» **Material supplied**:
- - -
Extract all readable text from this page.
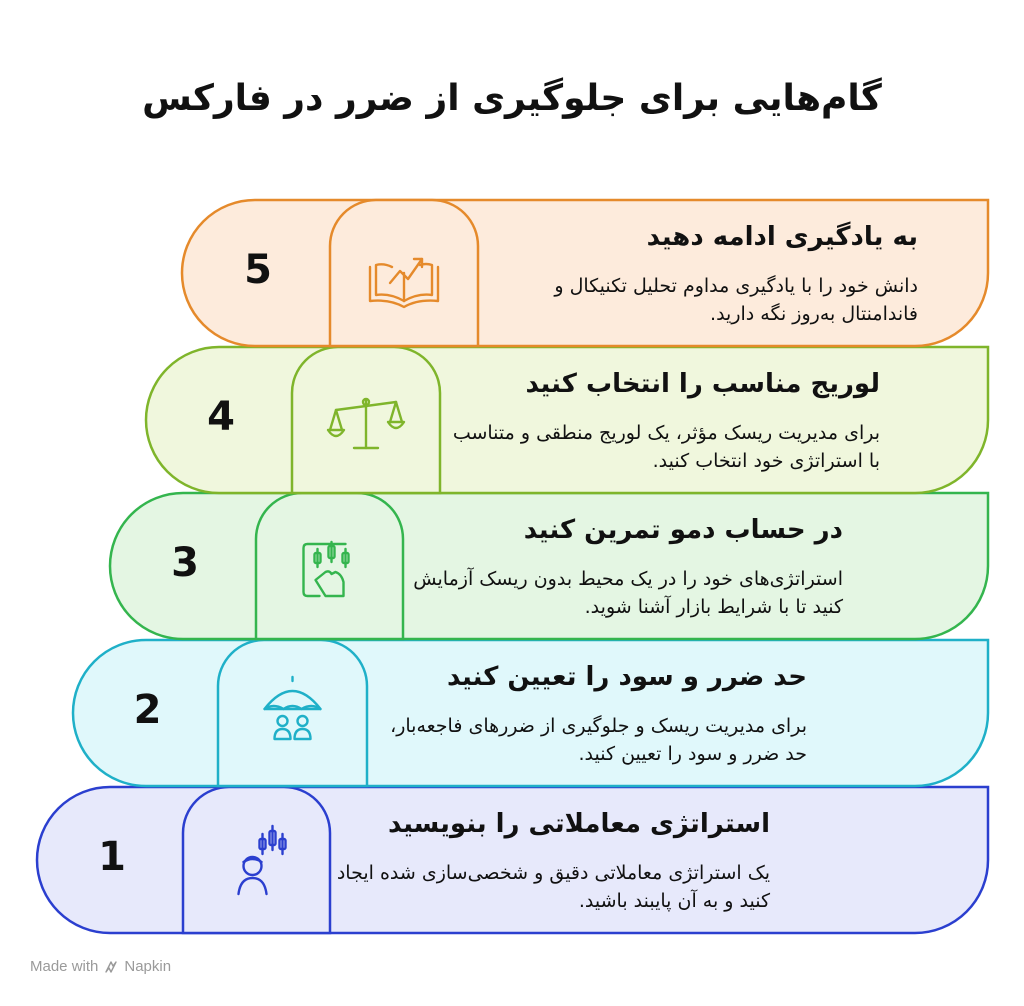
گام‌هایی برای جلوگیری از ضرر در فارکس
1
استراتژی معاملاتی را بنویسید
یک استراتژی معاملاتی دقیق و شخصی‌سازی شده ایجاد کنید و به آن پایبند باشید.
2
حد ضرر و سود را تعیین کنید
برای مدیریت ریسک و جلوگیری از ضررهای فاجعه‌بار، حد ضرر و سود را تعیین کنید.
3
در حساب دمو تمرین کنید
استراتژی‌های خود را در یک محیط بدون ریسک آزمایش کنید تا با شرایط بازار آشنا شوید.
4
لوریج مناسب را انتخاب کنید
برای مدیریت ریسک مؤثر، یک لوریج منطقی و متناسب با استراتژی خود انتخاب کنید.
5
به یادگیری ادامه دهید
دانش خود را با یادگیری مداوم تحلیل تکنیکال و فاندامنتال به‌روز نگه دارید.
Made with Napkin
- - -
» **Exercise objective**: Exact duplication of all the records is required; pictures are omitted from the copy.

» **Task result**:
Extract all readable text from this page.
گام‌هایی برای جلوگیری از ضرر در فارکس
1
استراتژی معاملاتی را بنویسید
یک استراتژی معاملاتی دقیق و شخصی‌سازی شده ایجاد کنید و به آن پایبند باشید.
2
حد ضرر و سود را تعیین کنید
برای مدیریت ریسک و جلوگیری از ضررهای فاجعه‌بار، حد ضرر و سود را تعیین کنید.
3
در حساب دمو تمرین کنید
استراتژی‌های خود را در یک محیط بدون ریسک آزمایش کنید تا با شرایط بازار آشنا شوید.
4
لوریج مناسب را انتخاب کنید
برای مدیریت ریسک مؤثر، یک لوریج منطقی و متناسب با استراتژی خود انتخاب کنید.
5
به یادگیری ادامه دهید
دانش خود را با یادگیری مداوم تحلیل تکنیکال و فاندامنتال به‌روز نگه دارید.
Made with Napkin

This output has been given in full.